EXERCISE BRIEF:
From the listing below, extract each line containing the string "this".
○ ○ ○
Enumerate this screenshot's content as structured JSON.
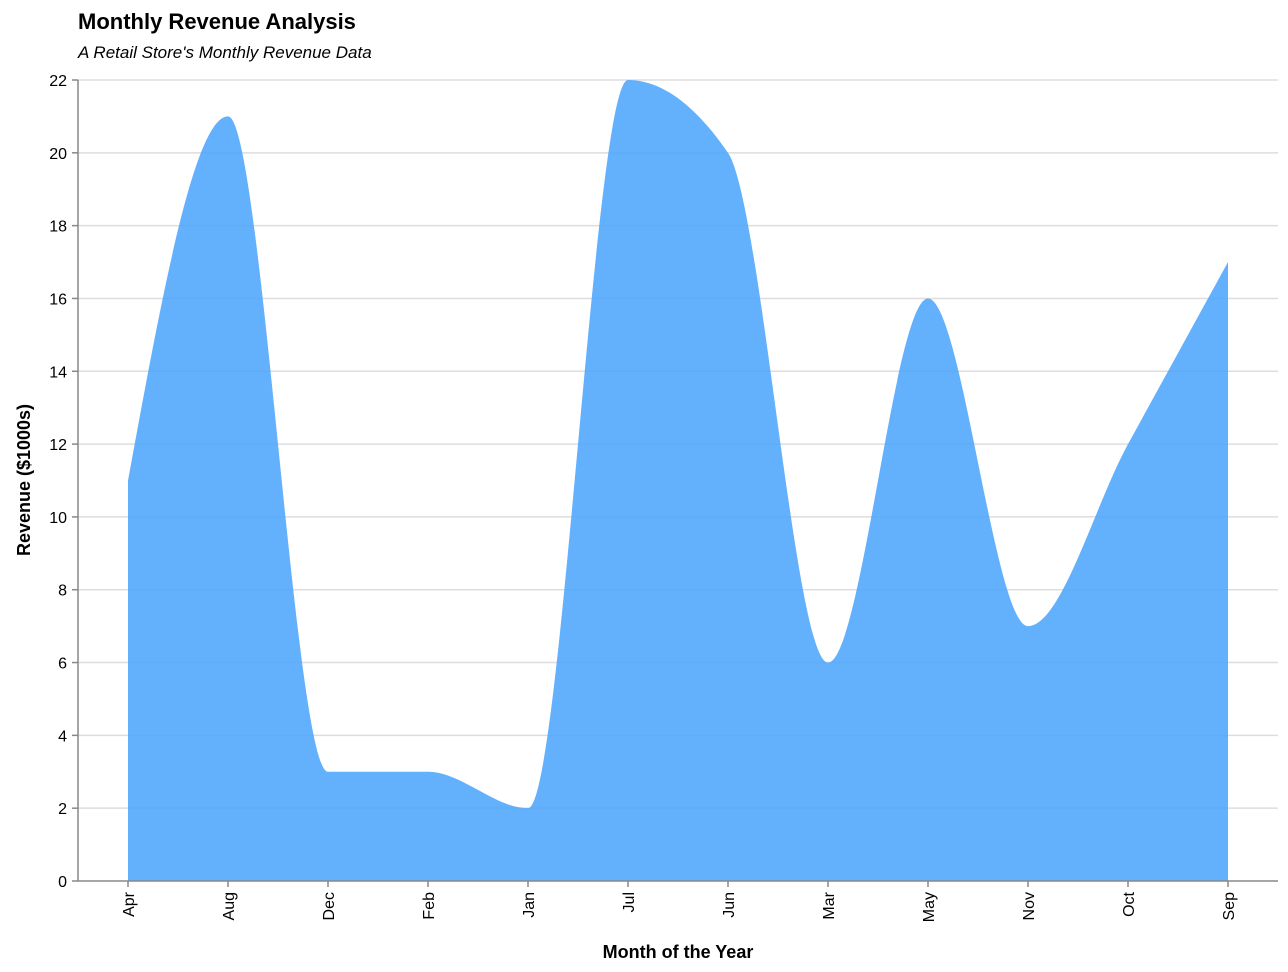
{
  "chart_data": {
    "type": "area",
    "title": "Monthly Revenue Analysis",
    "subtitle": "A Retail Store's Monthly Revenue Data",
    "xlabel": "Month of the Year",
    "ylabel": "Revenue ($1000s)",
    "categories": [
      "Apr",
      "Aug",
      "Dec",
      "Feb",
      "Jan",
      "Jul",
      "Jun",
      "Mar",
      "May",
      "Nov",
      "Oct",
      "Sep"
    ],
    "values": [
      11,
      21,
      3,
      3,
      2,
      22,
      20,
      6,
      16,
      7,
      12,
      17
    ],
    "ylim": [
      0,
      22
    ],
    "yticks": [
      0,
      2,
      4,
      6,
      8,
      10,
      12,
      14,
      16,
      18,
      20,
      22
    ],
    "grid": true,
    "fill_color": "#4da6fc",
    "interpolation": "monotone"
  }
}
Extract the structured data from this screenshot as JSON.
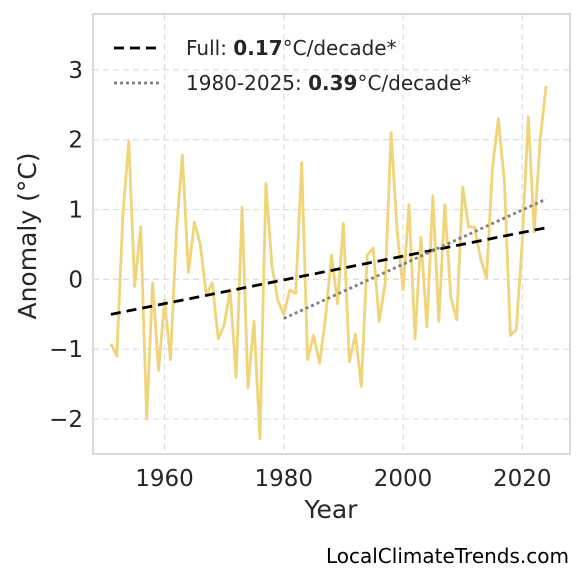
{
  "chart_data": {
    "type": "line",
    "xlabel": "Year",
    "ylabel": "Anomaly (°C)",
    "xlim": [
      1948,
      2028
    ],
    "ylim": [
      -2.5,
      3.8
    ],
    "x_ticks": [
      1960,
      1980,
      2000,
      2020
    ],
    "y_ticks": [
      -2,
      -1,
      0,
      1,
      2,
      3
    ],
    "y_tick_labels": [
      "−2",
      "−1",
      "0",
      "1",
      "2",
      "3"
    ],
    "grid": true,
    "legend_position": "top-left",
    "series": [
      {
        "color": "#f0d479",
        "x": [
          1951,
          1952,
          1953,
          1954,
          1955,
          1956,
          1957,
          1958,
          1959,
          1960,
          1961,
          1962,
          1963,
          1964,
          1965,
          1966,
          1967,
          1968,
          1969,
          1970,
          1971,
          1972,
          1973,
          1974,
          1975,
          1976,
          1977,
          1978,
          1979,
          1980,
          1981,
          1982,
          1983,
          1984,
          1985,
          1986,
          1987,
          1988,
          1989,
          1990,
          1991,
          1992,
          1993,
          1994,
          1995,
          1996,
          1997,
          1998,
          1999,
          2000,
          2001,
          2002,
          2003,
          2004,
          2005,
          2006,
          2007,
          2008,
          2009,
          2010,
          2011,
          2012,
          2013,
          2014,
          2015,
          2016,
          2017,
          2018,
          2019,
          2020,
          2021,
          2022,
          2023,
          2024
        ],
        "y": [
          -0.92,
          -1.1,
          0.9,
          1.98,
          -0.1,
          0.75,
          -2.0,
          -0.05,
          -1.3,
          -0.3,
          -1.15,
          0.7,
          1.78,
          0.1,
          0.82,
          0.5,
          -0.22,
          -0.05,
          -0.85,
          -0.65,
          -0.15,
          -1.4,
          1.03,
          -1.55,
          -0.6,
          -2.28,
          1.37,
          0.2,
          -0.3,
          -0.5,
          -0.15,
          -0.2,
          1.67,
          -1.15,
          -0.8,
          -1.2,
          -0.55,
          0.35,
          -0.35,
          0.8,
          -1.18,
          -0.78,
          -1.53,
          0.35,
          0.45,
          -0.6,
          -0.05,
          2.1,
          0.7,
          -0.15,
          1.07,
          -0.85,
          0.6,
          -0.68,
          1.2,
          -0.6,
          1.07,
          -0.25,
          -0.58,
          1.32,
          0.75,
          0.75,
          0.3,
          0.02,
          1.6,
          2.3,
          1.4,
          -0.8,
          -0.72,
          0.55,
          2.33,
          0.68,
          2.0,
          2.77
        ]
      }
    ],
    "trend_lines": [
      {
        "x": [
          1951,
          2024
        ],
        "y": [
          -0.5,
          0.74
        ],
        "style": "dashed",
        "color": "#000000"
      },
      {
        "x": [
          1980,
          2024
        ],
        "y": [
          -0.56,
          1.15
        ],
        "style": "dotted",
        "color": "#808080"
      }
    ],
    "legend": [
      {
        "prefix": "Full: ",
        "value": "0.17",
        "suffix": "°C/decade*",
        "style": "dashed",
        "color": "#000000"
      },
      {
        "prefix": "1980-2025: ",
        "value": "0.39",
        "suffix": "°C/decade*",
        "style": "dotted",
        "color": "#808080"
      }
    ]
  },
  "watermark": "LocalClimateTrends.com"
}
○ ○ ○
RESPONSE TO THE TASK:
Enumerate this screenshot's content as structured JSON.
Extract the structured data from this screenshot as JSON.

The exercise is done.